Stored data entries —
# # #

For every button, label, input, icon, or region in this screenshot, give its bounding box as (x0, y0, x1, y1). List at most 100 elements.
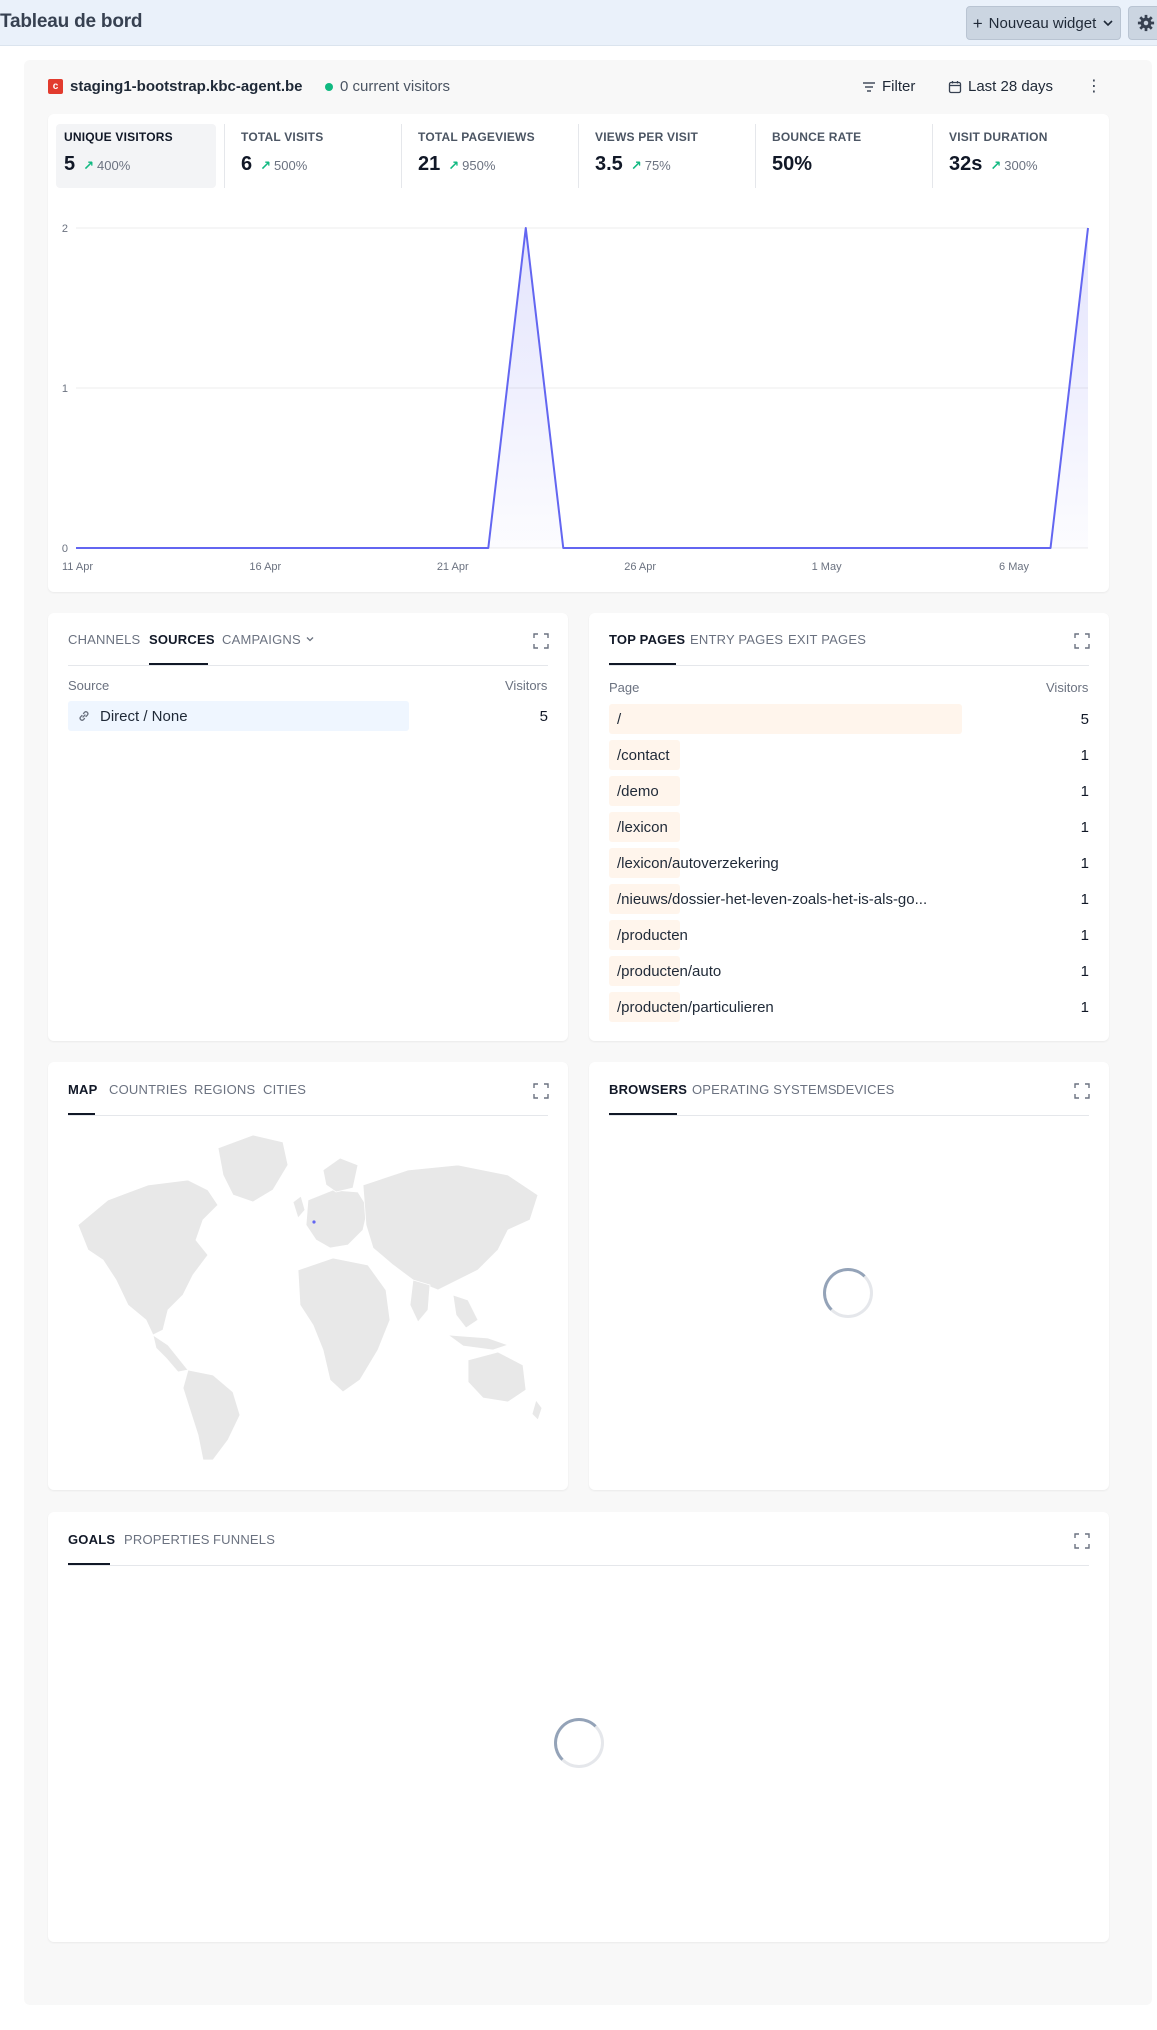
row-label: Direct / None (100, 708, 188, 725)
filter-button[interactable]: Filter (862, 78, 915, 95)
y-tick-label: 0 (62, 543, 68, 555)
tab-sources[interactable]: SOURCES (149, 632, 215, 647)
tab-funnels[interactable]: FUNNELS (213, 1532, 275, 1547)
live-indicator-icon (325, 83, 333, 91)
site-name[interactable]: staging1-bootstrap.kbc-agent.be (70, 78, 303, 95)
expand-icon[interactable] (1074, 1083, 1090, 1099)
visitors-chart[interactable]: 0 1 2 11 Apr 16 Apr 21 Apr 26 Apr 1 May 6 May (48, 200, 1109, 585)
page-row[interactable] (609, 740, 1089, 770)
tab-properties[interactable]: PROPERTIES (124, 1532, 210, 1547)
top-bar: Tableau de bord + Nouveau widget (0, 0, 1157, 46)
row-value: 1 (1080, 963, 1089, 980)
metric-divider (224, 124, 225, 188)
row-label: /producten/auto (617, 963, 722, 980)
metric-views-per-visit[interactable]: VIEWS PER VISIT 3.5 ↗ 75% (595, 130, 698, 194)
chevron-down-icon (306, 637, 314, 642)
column-header-visitors: Visitors (1046, 680, 1089, 695)
site-favicon: c (48, 79, 63, 94)
loading-spinner-icon (823, 1268, 873, 1318)
tab-cities[interactable]: CITIES (263, 1082, 306, 1097)
tab-map[interactable]: MAP (68, 1082, 98, 1097)
date-range-button[interactable]: Last 28 days (948, 78, 1053, 95)
loading-spinner-icon (554, 1718, 604, 1768)
metric-value: 5 (64, 153, 76, 175)
link-icon (79, 711, 89, 721)
tab-entry-pages[interactable]: ENTRY PAGES (690, 632, 783, 647)
row-label: /producten/particulieren (617, 999, 774, 1016)
row-label: /lexicon/autoverzekering (617, 855, 779, 872)
metric-divider (401, 124, 402, 188)
metric-change: 300% (1004, 158, 1038, 173)
metric-divider (578, 124, 579, 188)
more-options-icon[interactable]: ⋮ (1086, 76, 1102, 96)
tab-operating-systems[interactable]: OPERATING SYSTEMS (692, 1082, 837, 1097)
row-value: 5 (539, 708, 548, 725)
arrow-up-right-icon: ↗ (448, 158, 460, 173)
row-value: 1 (1080, 891, 1089, 908)
row-value: 5 (1080, 711, 1089, 728)
world-map[interactable] (68, 1130, 548, 1470)
active-tab-underline (68, 1563, 110, 1565)
metric-total-pageviews[interactable]: TOTAL PAGEVIEWS 21 ↗ 950% (418, 130, 535, 194)
row-value: 1 (1080, 747, 1089, 764)
tab-devices[interactable]: DEVICES (836, 1082, 894, 1097)
settings-button[interactable] (1128, 6, 1157, 40)
tab-goals[interactable]: GOALS (68, 1532, 115, 1547)
row-value: 1 (1080, 927, 1089, 944)
arrow-up-right-icon: ↗ (83, 158, 95, 173)
tab-countries[interactable]: COUNTRIES (109, 1082, 187, 1097)
page-row[interactable] (609, 776, 1089, 806)
tab-browsers[interactable]: BROWSERS (609, 1082, 687, 1097)
active-tab-underline (149, 663, 208, 665)
locations-tabbar: MAP COUNTRIES REGIONS CITIES (68, 1082, 548, 1116)
sources-card (48, 613, 568, 1041)
y-tick-label: 2 (62, 223, 68, 235)
x-tick-label: 16 Apr (249, 561, 281, 573)
chevron-down-icon (1103, 20, 1113, 27)
row-value: 1 (1080, 999, 1089, 1016)
metric-divider (755, 124, 756, 188)
column-header-page: Page (609, 680, 640, 695)
metric-total-visits[interactable]: TOTAL VISITS 6 ↗ 500% (241, 130, 323, 194)
row-label: /producten (617, 927, 688, 944)
expand-icon[interactable] (533, 633, 549, 649)
x-tick-label: 6 May (999, 561, 1029, 573)
metric-value: 21 (418, 153, 441, 175)
pages-tabbar: TOP PAGES ENTRY PAGES EXIT PAGES (609, 632, 1089, 666)
metric-label: VIEWS PER VISIT (595, 130, 699, 144)
metric-visit-duration[interactable]: VISIT DURATION 32s ↗ 300% (949, 130, 1048, 194)
page-row[interactable] (609, 812, 1089, 842)
gear-icon (1137, 14, 1155, 32)
expand-icon[interactable] (1074, 633, 1090, 649)
metric-value: 50% (772, 153, 813, 175)
map-visitor-marker (312, 1220, 316, 1224)
tab-exit-pages[interactable]: EXIT PAGES (788, 632, 866, 647)
goals-tabbar: GOALS PROPERTIES FUNNELS (68, 1532, 1089, 1566)
new-widget-label: Nouveau widget (988, 14, 1097, 32)
metric-label: BOUNCE RATE (772, 130, 862, 144)
metric-unique-visitors[interactable]: UNIQUE VISITORS 5 ↗ 400% (64, 130, 173, 194)
page-row[interactable] (609, 704, 1089, 734)
new-widget-button[interactable]: + Nouveau widget (966, 6, 1121, 40)
metric-bounce-rate[interactable]: BOUNCE RATE 50% (772, 130, 861, 194)
current-visitors[interactable]: 0 current visitors (340, 78, 450, 95)
column-header-visitors: Visitors (505, 678, 548, 693)
active-tab-underline (68, 1113, 95, 1115)
tab-campaigns[interactable]: CAMPAIGNS (222, 632, 315, 647)
metric-change: 400% (97, 158, 131, 173)
arrow-up-right-icon: ↗ (630, 158, 642, 173)
tab-top-pages[interactable]: TOP PAGES (609, 632, 685, 647)
expand-icon[interactable] (533, 1083, 549, 1099)
expand-icon[interactable] (1074, 1533, 1090, 1549)
x-tick-label: 21 Apr (437, 561, 469, 573)
active-tab-underline (609, 663, 676, 665)
active-tab-underline (609, 1113, 677, 1115)
y-tick-label: 1 (62, 383, 68, 395)
devices-tabbar: BROWSERS OPERATING SYSTEMS DEVICES (609, 1082, 1089, 1116)
row-label: /nieuws/dossier-het-leven-zoals-het-is-a… (617, 891, 928, 908)
tab-regions[interactable]: REGIONS (194, 1082, 255, 1097)
row-label: /contact (617, 747, 670, 764)
calendar-icon (948, 80, 962, 93)
tab-channels[interactable]: CHANNELS (68, 632, 140, 647)
metric-change: 500% (274, 158, 308, 173)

# # #

Aim of the task — Retype the items above precisely, keeping every line as it is but omitting any pictures.

Solved problem —
For every button, label, input, icon, or region in this screenshot, give its bounding box as (x0, y0, x1, y1). List at most 100 elements.
row-label: Direct / None (100, 708, 188, 725)
filter-button[interactable]: Filter (862, 78, 915, 95)
y-tick-label: 0 (62, 543, 68, 555)
tab-sources[interactable]: SOURCES (149, 632, 215, 647)
tab-funnels[interactable]: FUNNELS (213, 1532, 275, 1547)
live-indicator-icon (325, 83, 333, 91)
site-name[interactable]: staging1-bootstrap.kbc-agent.be (70, 78, 303, 95)
expand-icon[interactable] (1074, 1083, 1090, 1099)
visitors-chart[interactable]: 0 1 2 11 Apr 16 Apr 21 Apr 26 Apr 1 May 6 May (48, 200, 1109, 585)
page-row[interactable] (609, 740, 1089, 770)
tab-properties[interactable]: PROPERTIES (124, 1532, 210, 1547)
top-bar: Tableau de bord + Nouveau widget (0, 0, 1157, 46)
row-value: 1 (1080, 963, 1089, 980)
metric-divider (224, 124, 225, 188)
row-label: /producten/auto (617, 963, 722, 980)
metric-views-per-visit[interactable]: VIEWS PER VISIT 3.5 ↗ 75% (595, 130, 698, 194)
chevron-down-icon (306, 637, 314, 642)
column-header-visitors: Visitors (1046, 680, 1089, 695)
site-favicon: c (48, 79, 63, 94)
loading-spinner-icon (823, 1268, 873, 1318)
tab-cities[interactable]: CITIES (263, 1082, 306, 1097)
tab-map[interactable]: MAP (68, 1082, 98, 1097)
date-range-button[interactable]: Last 28 days (948, 78, 1053, 95)
loading-spinner-icon (554, 1718, 604, 1768)
metric-value: 5 (64, 153, 76, 175)
link-icon (79, 711, 89, 721)
tab-entry-pages[interactable]: ENTRY PAGES (690, 632, 783, 647)
row-label: /producten/particulieren (617, 999, 774, 1016)
row-label: /lexicon/autoverzekering (617, 855, 779, 872)
metric-divider (401, 124, 402, 188)
metric-change: 300% (1004, 158, 1038, 173)
metric-divider (578, 124, 579, 188)
more-options-icon[interactable]: ⋮ (1086, 76, 1102, 96)
tab-operating-systems[interactable]: OPERATING SYSTEMS (692, 1082, 837, 1097)
row-value: 5 (539, 708, 548, 725)
arrow-up-right-icon: ↗ (448, 158, 460, 173)
row-value: 1 (1080, 891, 1089, 908)
row-value: 5 (1080, 711, 1089, 728)
world-map[interactable] (68, 1130, 548, 1470)
active-tab-underline (68, 1563, 110, 1565)
metric-total-pageviews[interactable]: TOTAL PAGEVIEWS 21 ↗ 950% (418, 130, 535, 194)
row-value: 1 (1080, 747, 1089, 764)
tab-devices[interactable]: DEVICES (836, 1082, 894, 1097)
settings-button[interactable] (1128, 6, 1157, 40)
tab-goals[interactable]: GOALS (68, 1532, 115, 1547)
row-value: 1 (1080, 927, 1089, 944)
arrow-up-right-icon: ↗ (83, 158, 95, 173)
tab-countries[interactable]: COUNTRIES (109, 1082, 187, 1097)
page-row[interactable] (609, 776, 1089, 806)
tab-browsers[interactable]: BROWSERS (609, 1082, 687, 1097)
active-tab-underline (149, 663, 208, 665)
locations-tabbar: MAP COUNTRIES REGIONS CITIES (68, 1082, 548, 1116)
sources-card (48, 613, 568, 1041)
y-tick-label: 2 (62, 223, 68, 235)
x-tick-label: 16 Apr (249, 561, 281, 573)
chevron-down-icon (1103, 20, 1113, 27)
row-value: 1 (1080, 999, 1089, 1016)
metric-divider (755, 124, 756, 188)
column-header-page: Page (609, 680, 640, 695)
metric-total-visits[interactable]: TOTAL VISITS 6 ↗ 500% (241, 130, 323, 194)
row-label: /producten (617, 927, 688, 944)
expand-icon[interactable] (533, 633, 549, 649)
x-tick-label: 6 May (999, 561, 1029, 573)
metric-value: 21 (418, 153, 441, 175)
pages-tabbar: TOP PAGES ENTRY PAGES EXIT PAGES (609, 632, 1089, 666)
metric-label: VIEWS PER VISIT (595, 130, 699, 144)
metric-visit-duration[interactable]: VISIT DURATION 32s ↗ 300% (949, 130, 1048, 194)
page-row[interactable] (609, 812, 1089, 842)
gear-icon (1137, 14, 1155, 32)
expand-icon[interactable] (1074, 633, 1090, 649)
metric-value: 50% (772, 153, 813, 175)
map-visitor-marker (312, 1220, 316, 1224)
tab-exit-pages[interactable]: EXIT PAGES (788, 632, 866, 647)
goals-tabbar: GOALS PROPERTIES FUNNELS (68, 1532, 1089, 1566)
new-widget-label: Nouveau widget (988, 14, 1097, 32)
metric-label: BOUNCE RATE (772, 130, 862, 144)
metric-unique-visitors[interactable]: UNIQUE VISITORS 5 ↗ 400% (64, 130, 173, 194)
page-row[interactable] (609, 704, 1089, 734)
new-widget-button[interactable]: + Nouveau widget (966, 6, 1121, 40)
metric-bounce-rate[interactable]: BOUNCE RATE 50% (772, 130, 861, 194)
current-visitors[interactable]: 0 current visitors (340, 78, 450, 95)
column-header-visitors: Visitors (505, 678, 548, 693)
active-tab-underline (68, 1113, 95, 1115)
tab-campaigns[interactable]: CAMPAIGNS (222, 632, 315, 647)
metric-change: 400% (97, 158, 131, 173)
arrow-up-right-icon: ↗ (630, 158, 642, 173)
tab-top-pages[interactable]: TOP PAGES (609, 632, 685, 647)
expand-icon[interactable] (533, 1083, 549, 1099)
expand-icon[interactable] (1074, 1533, 1090, 1549)
x-tick-label: 21 Apr (437, 561, 469, 573)
active-tab-underline (609, 663, 676, 665)
active-tab-underline (609, 1113, 677, 1115)
y-tick-label: 1 (62, 383, 68, 395)
devices-tabbar: BROWSERS OPERATING SYSTEMS DEVICES (609, 1082, 1089, 1116)
row-label: /nieuws/dossier-het-leven-zoals-het-is-a… (617, 891, 928, 908)
tab-regions[interactable]: REGIONS (194, 1082, 255, 1097)
row-label: /contact (617, 747, 670, 764)
calendar-icon (948, 80, 962, 93)
tab-channels[interactable]: CHANNELS (68, 632, 140, 647)
metric-change: 500% (274, 158, 308, 173)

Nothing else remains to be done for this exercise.